Do this: Keep only the lines of the data below that contain "ylabel", and copy them.

▽

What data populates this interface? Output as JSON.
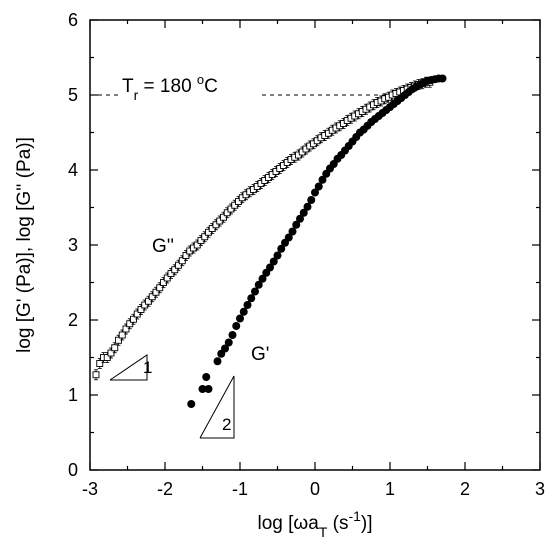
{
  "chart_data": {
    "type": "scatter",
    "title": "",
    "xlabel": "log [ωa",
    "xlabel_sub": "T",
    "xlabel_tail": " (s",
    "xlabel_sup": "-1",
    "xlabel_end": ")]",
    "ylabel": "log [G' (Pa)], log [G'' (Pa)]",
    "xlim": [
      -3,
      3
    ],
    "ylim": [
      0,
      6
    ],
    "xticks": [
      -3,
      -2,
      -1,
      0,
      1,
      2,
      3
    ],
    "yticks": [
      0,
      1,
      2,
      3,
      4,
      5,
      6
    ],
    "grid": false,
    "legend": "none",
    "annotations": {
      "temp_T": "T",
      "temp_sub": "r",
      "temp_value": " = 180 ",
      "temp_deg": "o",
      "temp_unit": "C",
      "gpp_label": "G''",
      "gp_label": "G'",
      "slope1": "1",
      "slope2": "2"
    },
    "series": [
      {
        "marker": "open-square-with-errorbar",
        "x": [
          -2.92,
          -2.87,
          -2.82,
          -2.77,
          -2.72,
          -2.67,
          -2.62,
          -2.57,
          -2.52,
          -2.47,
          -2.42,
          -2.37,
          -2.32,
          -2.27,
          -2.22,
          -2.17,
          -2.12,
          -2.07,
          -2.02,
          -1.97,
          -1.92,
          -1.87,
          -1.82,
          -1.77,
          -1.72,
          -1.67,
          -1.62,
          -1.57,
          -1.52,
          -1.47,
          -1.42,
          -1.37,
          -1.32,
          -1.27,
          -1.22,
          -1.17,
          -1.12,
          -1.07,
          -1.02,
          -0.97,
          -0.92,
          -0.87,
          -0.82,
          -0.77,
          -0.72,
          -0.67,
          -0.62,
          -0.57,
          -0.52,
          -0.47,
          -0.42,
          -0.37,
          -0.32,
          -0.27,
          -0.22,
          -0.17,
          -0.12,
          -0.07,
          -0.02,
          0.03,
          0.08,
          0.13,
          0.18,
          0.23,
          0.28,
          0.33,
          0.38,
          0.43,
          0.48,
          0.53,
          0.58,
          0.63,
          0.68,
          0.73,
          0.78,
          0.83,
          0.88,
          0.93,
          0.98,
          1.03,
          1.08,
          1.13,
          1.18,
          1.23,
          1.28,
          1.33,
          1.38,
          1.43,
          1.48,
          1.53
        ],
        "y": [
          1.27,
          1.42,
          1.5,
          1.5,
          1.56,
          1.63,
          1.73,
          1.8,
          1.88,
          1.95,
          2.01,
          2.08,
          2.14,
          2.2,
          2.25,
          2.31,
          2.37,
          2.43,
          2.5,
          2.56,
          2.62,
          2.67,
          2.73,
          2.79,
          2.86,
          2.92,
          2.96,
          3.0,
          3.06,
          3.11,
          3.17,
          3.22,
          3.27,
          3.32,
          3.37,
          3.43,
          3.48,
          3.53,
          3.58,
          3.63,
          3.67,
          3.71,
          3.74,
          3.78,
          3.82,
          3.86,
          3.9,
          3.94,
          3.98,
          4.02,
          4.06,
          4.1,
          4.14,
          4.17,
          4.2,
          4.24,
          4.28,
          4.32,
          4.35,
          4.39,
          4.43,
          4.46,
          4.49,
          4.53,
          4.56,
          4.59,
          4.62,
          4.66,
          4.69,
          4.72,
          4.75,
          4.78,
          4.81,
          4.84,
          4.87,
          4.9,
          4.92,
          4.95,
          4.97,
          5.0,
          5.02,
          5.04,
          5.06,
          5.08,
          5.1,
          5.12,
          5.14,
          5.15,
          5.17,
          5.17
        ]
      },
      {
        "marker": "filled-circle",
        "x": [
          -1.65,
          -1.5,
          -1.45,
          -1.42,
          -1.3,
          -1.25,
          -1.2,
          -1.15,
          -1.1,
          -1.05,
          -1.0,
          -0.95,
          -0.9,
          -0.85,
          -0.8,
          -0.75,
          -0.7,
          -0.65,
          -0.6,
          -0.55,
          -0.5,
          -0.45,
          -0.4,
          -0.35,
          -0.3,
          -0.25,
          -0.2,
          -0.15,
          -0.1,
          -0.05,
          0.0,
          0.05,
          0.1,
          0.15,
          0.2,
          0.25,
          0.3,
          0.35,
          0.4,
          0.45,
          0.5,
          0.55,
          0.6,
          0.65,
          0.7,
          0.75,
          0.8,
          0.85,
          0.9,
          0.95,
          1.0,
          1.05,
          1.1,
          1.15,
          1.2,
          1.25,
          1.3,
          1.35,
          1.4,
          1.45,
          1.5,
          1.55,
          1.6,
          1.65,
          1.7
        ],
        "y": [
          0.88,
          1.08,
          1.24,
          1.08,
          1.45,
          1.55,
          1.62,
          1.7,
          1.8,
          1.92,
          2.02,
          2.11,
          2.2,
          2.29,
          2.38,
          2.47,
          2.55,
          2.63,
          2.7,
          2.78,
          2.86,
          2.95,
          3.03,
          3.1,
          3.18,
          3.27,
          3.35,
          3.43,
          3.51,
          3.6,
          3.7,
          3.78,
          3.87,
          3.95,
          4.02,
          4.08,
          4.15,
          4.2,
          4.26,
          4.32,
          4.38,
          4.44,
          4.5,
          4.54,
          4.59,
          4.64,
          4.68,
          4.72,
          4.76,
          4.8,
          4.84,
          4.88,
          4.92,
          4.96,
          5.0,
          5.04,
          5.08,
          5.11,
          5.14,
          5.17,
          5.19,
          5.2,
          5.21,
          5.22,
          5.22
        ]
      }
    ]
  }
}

△
▽

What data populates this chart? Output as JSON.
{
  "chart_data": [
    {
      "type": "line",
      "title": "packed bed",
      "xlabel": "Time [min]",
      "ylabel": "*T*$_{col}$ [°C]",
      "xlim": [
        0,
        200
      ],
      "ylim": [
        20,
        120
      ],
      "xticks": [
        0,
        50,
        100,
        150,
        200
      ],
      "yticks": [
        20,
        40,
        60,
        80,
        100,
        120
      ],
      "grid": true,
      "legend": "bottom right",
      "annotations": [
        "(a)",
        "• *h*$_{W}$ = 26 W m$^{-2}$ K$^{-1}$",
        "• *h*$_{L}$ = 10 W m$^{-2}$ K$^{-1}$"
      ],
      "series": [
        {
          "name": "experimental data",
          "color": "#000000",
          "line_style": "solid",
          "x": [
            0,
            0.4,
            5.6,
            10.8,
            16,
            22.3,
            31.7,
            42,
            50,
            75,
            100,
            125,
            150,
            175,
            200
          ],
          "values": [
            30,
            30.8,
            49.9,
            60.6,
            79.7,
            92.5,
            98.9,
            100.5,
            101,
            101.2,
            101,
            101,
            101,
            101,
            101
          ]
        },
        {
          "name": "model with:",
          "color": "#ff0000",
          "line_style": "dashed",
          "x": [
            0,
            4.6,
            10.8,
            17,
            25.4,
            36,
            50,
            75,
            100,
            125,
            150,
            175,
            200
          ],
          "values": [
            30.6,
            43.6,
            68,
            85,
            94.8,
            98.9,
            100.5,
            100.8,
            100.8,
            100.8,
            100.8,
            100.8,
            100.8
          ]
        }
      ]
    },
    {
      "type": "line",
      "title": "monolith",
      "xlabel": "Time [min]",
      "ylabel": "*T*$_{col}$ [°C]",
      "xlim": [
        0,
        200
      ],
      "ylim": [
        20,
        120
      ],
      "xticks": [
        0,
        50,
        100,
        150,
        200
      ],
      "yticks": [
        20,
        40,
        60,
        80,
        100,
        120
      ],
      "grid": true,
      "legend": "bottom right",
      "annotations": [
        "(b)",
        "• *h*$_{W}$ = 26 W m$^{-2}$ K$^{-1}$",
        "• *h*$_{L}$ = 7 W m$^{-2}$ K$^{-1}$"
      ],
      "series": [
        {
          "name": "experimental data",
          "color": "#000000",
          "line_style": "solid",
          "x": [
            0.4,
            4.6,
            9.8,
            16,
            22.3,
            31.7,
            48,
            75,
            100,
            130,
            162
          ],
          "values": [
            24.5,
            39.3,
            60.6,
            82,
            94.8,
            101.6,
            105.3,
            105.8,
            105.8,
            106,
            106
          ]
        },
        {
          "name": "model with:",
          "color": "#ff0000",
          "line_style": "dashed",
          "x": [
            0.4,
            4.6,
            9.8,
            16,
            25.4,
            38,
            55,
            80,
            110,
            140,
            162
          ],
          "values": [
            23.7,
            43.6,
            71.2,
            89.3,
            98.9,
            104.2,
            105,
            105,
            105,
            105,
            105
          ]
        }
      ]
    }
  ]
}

△
▽

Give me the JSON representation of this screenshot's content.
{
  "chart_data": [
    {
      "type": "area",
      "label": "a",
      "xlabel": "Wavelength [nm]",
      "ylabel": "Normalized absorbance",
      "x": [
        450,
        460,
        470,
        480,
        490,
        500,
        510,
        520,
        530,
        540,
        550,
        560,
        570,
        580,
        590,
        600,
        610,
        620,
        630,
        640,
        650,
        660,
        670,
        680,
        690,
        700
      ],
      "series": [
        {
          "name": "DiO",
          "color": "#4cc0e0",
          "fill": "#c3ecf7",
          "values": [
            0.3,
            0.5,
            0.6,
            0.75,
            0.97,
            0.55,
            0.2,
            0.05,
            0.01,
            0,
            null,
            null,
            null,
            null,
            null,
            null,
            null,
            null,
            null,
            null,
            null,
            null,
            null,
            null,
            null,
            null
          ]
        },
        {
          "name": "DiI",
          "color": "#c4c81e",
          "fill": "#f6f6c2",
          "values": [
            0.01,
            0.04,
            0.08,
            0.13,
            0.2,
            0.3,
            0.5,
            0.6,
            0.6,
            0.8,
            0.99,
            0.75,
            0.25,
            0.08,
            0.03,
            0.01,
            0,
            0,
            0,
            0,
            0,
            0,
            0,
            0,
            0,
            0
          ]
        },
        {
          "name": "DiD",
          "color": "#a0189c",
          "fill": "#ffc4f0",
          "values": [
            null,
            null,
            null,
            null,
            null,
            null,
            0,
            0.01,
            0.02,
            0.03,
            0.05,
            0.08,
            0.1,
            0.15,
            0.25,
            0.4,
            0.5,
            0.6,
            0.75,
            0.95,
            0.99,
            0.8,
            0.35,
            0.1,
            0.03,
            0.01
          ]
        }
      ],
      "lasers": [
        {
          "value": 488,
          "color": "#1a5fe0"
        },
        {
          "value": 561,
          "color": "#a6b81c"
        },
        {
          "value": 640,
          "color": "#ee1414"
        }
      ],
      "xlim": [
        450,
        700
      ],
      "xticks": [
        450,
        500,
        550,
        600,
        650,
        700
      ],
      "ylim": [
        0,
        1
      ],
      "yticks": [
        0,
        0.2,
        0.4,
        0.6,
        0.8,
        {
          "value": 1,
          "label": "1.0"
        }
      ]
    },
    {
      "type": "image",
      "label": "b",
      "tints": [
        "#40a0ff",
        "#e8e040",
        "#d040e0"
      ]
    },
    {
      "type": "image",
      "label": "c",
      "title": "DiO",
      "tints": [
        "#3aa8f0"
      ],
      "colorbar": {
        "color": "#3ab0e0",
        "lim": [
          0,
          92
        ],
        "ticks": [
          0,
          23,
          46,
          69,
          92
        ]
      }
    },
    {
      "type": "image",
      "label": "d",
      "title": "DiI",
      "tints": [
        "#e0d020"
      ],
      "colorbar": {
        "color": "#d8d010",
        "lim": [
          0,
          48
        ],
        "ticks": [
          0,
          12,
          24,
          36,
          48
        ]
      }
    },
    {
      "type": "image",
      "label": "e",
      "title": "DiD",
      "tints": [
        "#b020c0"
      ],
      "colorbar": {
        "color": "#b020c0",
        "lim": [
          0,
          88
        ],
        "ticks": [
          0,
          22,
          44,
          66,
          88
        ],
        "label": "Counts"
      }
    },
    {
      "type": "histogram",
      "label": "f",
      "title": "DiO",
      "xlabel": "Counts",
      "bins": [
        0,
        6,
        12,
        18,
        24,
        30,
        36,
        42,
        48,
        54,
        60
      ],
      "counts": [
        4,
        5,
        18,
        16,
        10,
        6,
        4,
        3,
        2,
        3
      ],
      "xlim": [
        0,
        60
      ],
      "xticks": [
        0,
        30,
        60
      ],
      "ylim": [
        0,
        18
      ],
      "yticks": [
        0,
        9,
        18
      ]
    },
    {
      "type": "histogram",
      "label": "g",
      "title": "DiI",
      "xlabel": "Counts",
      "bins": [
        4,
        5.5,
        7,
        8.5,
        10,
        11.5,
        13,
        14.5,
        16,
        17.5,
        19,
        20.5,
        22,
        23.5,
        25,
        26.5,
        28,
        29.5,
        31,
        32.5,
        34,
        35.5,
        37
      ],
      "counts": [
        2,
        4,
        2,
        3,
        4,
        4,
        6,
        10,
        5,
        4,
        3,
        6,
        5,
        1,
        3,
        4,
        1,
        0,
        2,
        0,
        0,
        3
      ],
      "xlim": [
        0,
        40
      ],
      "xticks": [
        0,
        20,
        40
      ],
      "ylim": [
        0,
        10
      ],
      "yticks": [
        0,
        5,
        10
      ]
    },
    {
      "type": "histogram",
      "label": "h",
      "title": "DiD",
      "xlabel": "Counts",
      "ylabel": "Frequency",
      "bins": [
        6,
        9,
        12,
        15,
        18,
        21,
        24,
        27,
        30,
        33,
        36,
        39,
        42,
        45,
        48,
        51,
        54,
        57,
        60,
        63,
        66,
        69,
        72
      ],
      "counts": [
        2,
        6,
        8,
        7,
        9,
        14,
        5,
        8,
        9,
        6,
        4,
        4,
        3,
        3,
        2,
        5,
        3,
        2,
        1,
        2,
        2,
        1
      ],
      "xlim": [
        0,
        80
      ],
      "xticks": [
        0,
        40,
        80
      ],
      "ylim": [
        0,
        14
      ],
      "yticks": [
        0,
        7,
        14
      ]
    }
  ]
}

△

Answer below:
    "ylabel": "log [G' (Pa)], log [G'' (Pa)]",
      "ylabel": "*T*$_{col}$ [°C]",
      "ylabel": "*T*$_{col}$ [°C]",
      "ylabel": "Normalized absorbance",
      "ylabel": "Frequency",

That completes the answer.